(Dataset entries)
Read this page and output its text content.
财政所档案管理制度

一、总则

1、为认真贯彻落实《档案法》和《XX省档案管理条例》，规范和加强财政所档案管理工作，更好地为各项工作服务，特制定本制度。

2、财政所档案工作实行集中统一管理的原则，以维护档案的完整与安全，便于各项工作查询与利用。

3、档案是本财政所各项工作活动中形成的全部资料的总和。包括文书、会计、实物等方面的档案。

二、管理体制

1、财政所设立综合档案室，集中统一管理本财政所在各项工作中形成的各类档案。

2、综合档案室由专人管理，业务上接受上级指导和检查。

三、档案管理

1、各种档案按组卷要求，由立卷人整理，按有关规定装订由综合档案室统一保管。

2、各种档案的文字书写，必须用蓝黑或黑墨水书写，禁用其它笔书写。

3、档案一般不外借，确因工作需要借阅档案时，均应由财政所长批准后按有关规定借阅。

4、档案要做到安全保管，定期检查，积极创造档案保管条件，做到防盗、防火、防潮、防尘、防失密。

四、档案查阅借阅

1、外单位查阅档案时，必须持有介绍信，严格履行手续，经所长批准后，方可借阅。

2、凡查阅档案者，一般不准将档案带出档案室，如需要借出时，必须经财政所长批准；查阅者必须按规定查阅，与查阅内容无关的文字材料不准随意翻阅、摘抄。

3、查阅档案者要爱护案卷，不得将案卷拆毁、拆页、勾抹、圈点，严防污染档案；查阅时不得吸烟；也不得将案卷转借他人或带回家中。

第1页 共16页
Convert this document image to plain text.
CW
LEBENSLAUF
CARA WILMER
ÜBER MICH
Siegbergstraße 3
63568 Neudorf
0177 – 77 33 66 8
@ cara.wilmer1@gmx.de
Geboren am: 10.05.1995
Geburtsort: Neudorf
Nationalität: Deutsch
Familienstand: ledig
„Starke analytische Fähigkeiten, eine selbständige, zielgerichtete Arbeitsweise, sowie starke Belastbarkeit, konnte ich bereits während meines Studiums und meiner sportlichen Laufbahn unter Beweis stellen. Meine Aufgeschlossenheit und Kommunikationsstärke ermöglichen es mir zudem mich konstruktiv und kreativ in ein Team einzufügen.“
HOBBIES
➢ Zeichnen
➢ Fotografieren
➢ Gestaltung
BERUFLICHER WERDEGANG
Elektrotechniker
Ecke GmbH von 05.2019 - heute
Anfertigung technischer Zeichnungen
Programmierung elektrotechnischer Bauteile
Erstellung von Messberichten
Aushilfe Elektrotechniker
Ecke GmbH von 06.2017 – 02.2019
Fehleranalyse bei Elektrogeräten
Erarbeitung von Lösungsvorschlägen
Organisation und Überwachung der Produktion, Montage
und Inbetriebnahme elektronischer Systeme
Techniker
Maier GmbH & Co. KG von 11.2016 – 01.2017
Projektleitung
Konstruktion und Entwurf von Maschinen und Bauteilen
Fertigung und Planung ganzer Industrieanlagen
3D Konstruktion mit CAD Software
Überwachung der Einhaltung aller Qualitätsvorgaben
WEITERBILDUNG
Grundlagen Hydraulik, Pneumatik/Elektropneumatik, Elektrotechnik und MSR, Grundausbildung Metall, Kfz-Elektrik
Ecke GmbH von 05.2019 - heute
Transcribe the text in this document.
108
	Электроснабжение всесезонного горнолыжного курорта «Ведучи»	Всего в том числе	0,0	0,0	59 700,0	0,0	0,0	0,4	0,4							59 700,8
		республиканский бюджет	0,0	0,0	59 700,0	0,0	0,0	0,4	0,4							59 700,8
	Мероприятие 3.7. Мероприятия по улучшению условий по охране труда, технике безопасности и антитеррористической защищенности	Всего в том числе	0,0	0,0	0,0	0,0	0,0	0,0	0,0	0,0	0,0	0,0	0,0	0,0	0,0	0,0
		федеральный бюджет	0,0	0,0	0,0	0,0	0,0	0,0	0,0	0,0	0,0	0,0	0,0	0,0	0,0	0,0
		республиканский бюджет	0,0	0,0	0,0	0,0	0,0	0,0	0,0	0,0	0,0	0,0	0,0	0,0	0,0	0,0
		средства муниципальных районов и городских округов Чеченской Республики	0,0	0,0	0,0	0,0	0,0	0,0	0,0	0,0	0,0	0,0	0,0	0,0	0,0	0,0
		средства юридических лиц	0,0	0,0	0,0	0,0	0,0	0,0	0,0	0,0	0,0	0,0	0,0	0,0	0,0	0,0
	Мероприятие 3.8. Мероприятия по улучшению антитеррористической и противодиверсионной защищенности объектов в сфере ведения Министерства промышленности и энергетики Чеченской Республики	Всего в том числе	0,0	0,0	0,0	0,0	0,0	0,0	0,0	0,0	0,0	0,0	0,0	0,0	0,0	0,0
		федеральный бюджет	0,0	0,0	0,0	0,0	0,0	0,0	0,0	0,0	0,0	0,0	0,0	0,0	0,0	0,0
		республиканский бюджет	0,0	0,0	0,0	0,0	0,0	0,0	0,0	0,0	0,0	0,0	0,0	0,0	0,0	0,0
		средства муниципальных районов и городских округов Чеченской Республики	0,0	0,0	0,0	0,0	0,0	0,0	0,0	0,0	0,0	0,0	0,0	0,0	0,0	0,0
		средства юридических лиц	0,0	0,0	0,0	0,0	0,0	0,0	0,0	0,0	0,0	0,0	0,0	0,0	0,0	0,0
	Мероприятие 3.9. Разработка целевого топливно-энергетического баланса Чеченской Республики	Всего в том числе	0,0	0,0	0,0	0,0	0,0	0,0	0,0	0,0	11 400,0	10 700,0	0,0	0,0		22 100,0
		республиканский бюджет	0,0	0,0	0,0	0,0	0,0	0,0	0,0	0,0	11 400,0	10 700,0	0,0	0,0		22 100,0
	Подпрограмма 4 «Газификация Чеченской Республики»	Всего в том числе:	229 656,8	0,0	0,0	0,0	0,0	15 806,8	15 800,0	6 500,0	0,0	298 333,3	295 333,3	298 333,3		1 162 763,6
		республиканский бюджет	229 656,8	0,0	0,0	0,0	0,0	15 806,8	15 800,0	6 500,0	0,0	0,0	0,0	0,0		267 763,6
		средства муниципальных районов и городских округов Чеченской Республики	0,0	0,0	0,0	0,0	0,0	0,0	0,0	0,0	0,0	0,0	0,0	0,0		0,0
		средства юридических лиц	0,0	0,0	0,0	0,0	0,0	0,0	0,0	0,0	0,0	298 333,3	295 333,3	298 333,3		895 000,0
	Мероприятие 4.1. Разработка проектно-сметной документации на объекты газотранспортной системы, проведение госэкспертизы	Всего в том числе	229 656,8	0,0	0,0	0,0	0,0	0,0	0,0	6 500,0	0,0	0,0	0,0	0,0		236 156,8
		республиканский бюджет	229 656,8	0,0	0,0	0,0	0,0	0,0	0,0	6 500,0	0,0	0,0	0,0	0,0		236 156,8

● Short exercise:
The records above are to be repeated exactly, in their entirety.

● Result of the task:
Read this page and output its text content.
财政所档案管理制度

一、总则

1、为认真贯彻落实《档案法》和《XX省档案管理条例》，规范和加强财政所档案管理工作，更好地为各项工作服务，特制定本制度。

2、财政所档案工作实行集中统一管理的原则，以维护档案的完整与安全，便于各项工作查询与利用。

3、档案是本财政所各项工作活动中形成的全部资料的总和。包括文书、会计、实物等方面的档案。

二、管理体制

1、财政所设立综合档案室，集中统一管理本财政所在各项工作中形成的各类档案。

2、综合档案室由专人管理，业务上接受上级指导和检查。

三、档案管理

1、各种档案按组卷要求，由立卷人整理，按有关规定装订由综合档案室统一保管。

2、各种档案的文字书写，必须用蓝黑或黑墨水书写，禁用其它笔书写。

3、档案一般不外借，确因工作需要借阅档案时，均应由财政所长批准后按有关规定借阅。

4、档案要做到安全保管，定期检查，积极创造档案保管条件，做到防盗、防火、防潮、防尘、防失密。

四、档案查阅借阅

1、外单位查阅档案时，必须持有介绍信，严格履行手续，经所长批准后，方可借阅。

2、凡查阅档案者，一般不准将档案带出档案室，如需要借出时，必须经财政所长批准；查阅者必须按规定查阅，与查阅内容无关的文字材料不准随意翻阅、摘抄。

3、查阅档案者要爱护案卷，不得将案卷拆毁、拆页、勾抹、圈点，严防污染档案；查阅时不得吸烟；也不得将案卷转借他人或带回家中。

第1页 共16页
Convert this document image to plain text.
CW
LEBENSLAUF
CARA WILMER
ÜBER MICH
Siegbergstraße 3
63568 Neudorf
0177 – 77 33 66 8
@ cara.wilmer1@gmx.de
Geboren am: 10.05.1995
Geburtsort: Neudorf
Nationalität: Deutsch
Familienstand: ledig
„Starke analytische Fähigkeiten, eine selbständige, zielgerichtete Arbeitsweise, sowie starke Belastbarkeit, konnte ich bereits während meines Studiums und meiner sportlichen Laufbahn unter Beweis stellen. Meine Aufgeschlossenheit und Kommunikationsstärke ermöglichen es mir zudem mich konstruktiv und kreativ in ein Team einzufügen.“
HOBBIES
➢ Zeichnen
➢ Fotografieren
➢ Gestaltung
BERUFLICHER WERDEGANG
Elektrotechniker
Ecke GmbH von 05.2019 - heute
Anfertigung technischer Zeichnungen
Programmierung elektrotechnischer Bauteile
Erstellung von Messberichten
Aushilfe Elektrotechniker
Ecke GmbH von 06.2017 – 02.2019
Fehleranalyse bei Elektrogeräten
Erarbeitung von Lösungsvorschlägen
Organisation und Überwachung der Produktion, Montage
und Inbetriebnahme elektronischer Systeme
Techniker
Maier GmbH & Co. KG von 11.2016 – 01.2017
Projektleitung
Konstruktion und Entwurf von Maschinen und Bauteilen
Fertigung und Planung ganzer Industrieanlagen
3D Konstruktion mit CAD Software
Überwachung der Einhaltung aller Qualitätsvorgaben
WEITERBILDUNG
Grundlagen Hydraulik, Pneumatik/Elektropneumatik, Elektrotechnik und MSR, Grundausbildung Metall, Kfz-Elektrik
Ecke GmbH von 05.2019 - heute
Transcribe the text in this document.
108
	Электроснабжение всесезонного горнолыжного курорта «Ведучи»	Всего в том числе	0,0	0,0	59 700,0	0,0	0,0	0,4	0,4							59 700,8
		республиканский бюджет	0,0	0,0	59 700,0	0,0	0,0	0,4	0,4							59 700,8
	Мероприятие 3.7. Мероприятия по улучшению условий по охране труда, технике безопасности и антитеррористической защищенности	Всего в том числе	0,0	0,0	0,0	0,0	0,0	0,0	0,0	0,0	0,0	0,0	0,0	0,0	0,0	0,0
		федеральный бюджет	0,0	0,0	0,0	0,0	0,0	0,0	0,0	0,0	0,0	0,0	0,0	0,0	0,0	0,0
		республиканский бюджет	0,0	0,0	0,0	0,0	0,0	0,0	0,0	0,0	0,0	0,0	0,0	0,0	0,0	0,0
		средства муниципальных районов и городских округов Чеченской Республики	0,0	0,0	0,0	0,0	0,0	0,0	0,0	0,0	0,0	0,0	0,0	0,0	0,0	0,0
		средства юридических лиц	0,0	0,0	0,0	0,0	0,0	0,0	0,0	0,0	0,0	0,0	0,0	0,0	0,0	0,0
	Мероприятие 3.8. Мероприятия по улучшению антитеррористической и противодиверсионной защищенности объектов в сфере ведения Министерства промышленности и энергетики Чеченской Республики	Всего в том числе	0,0	0,0	0,0	0,0	0,0	0,0	0,0	0,0	0,0	0,0	0,0	0,0	0,0	0,0
		федеральный бюджет	0,0	0,0	0,0	0,0	0,0	0,0	0,0	0,0	0,0	0,0	0,0	0,0	0,0	0,0
		республиканский бюджет	0,0	0,0	0,0	0,0	0,0	0,0	0,0	0,0	0,0	0,0	0,0	0,0	0,0	0,0
		средства муниципальных районов и городских округов Чеченской Республики	0,0	0,0	0,0	0,0	0,0	0,0	0,0	0,0	0,0	0,0	0,0	0,0	0,0	0,0
		средства юридических лиц	0,0	0,0	0,0	0,0	0,0	0,0	0,0	0,0	0,0	0,0	0,0	0,0	0,0	0,0
	Мероприятие 3.9. Разработка целевого топливно-энергетического баланса Чеченской Республики	Всего в том числе	0,0	0,0	0,0	0,0	0,0	0,0	0,0	0,0	11 400,0	10 700,0	0,0	0,0		22 100,0
		республиканский бюджет	0,0	0,0	0,0	0,0	0,0	0,0	0,0	0,0	11 400,0	10 700,0	0,0	0,0		22 100,0
	Подпрограмма 4 «Газификация Чеченской Республики»	Всего в том числе:	229 656,8	0,0	0,0	0,0	0,0	15 806,8	15 800,0	6 500,0	0,0	298 333,3	295 333,3	298 333,3		1 162 763,6
		республиканский бюджет	229 656,8	0,0	0,0	0,0	0,0	15 806,8	15 800,0	6 500,0	0,0	0,0	0,0	0,0		267 763,6
		средства муниципальных районов и городских округов Чеченской Республики	0,0	0,0	0,0	0,0	0,0	0,0	0,0	0,0	0,0	0,0	0,0	0,0		0,0
		средства юридических лиц	0,0	0,0	0,0	0,0	0,0	0,0	0,0	0,0	0,0	298 333,3	295 333,3	298 333,3		895 000,0
	Мероприятие 4.1. Разработка проектно-сметной документации на объекты газотранспортной системы, проведение госэкспертизы	Всего в том числе	229 656,8	0,0	0,0	0,0	0,0	0,0	0,0	6 500,0	0,0	0,0	0,0	0,0		236 156,8
		республиканский бюджет	229 656,8	0,0	0,0	0,0	0,0	0,0	0,0	6 500,0	0,0	0,0	0,0	0,0		236 156,8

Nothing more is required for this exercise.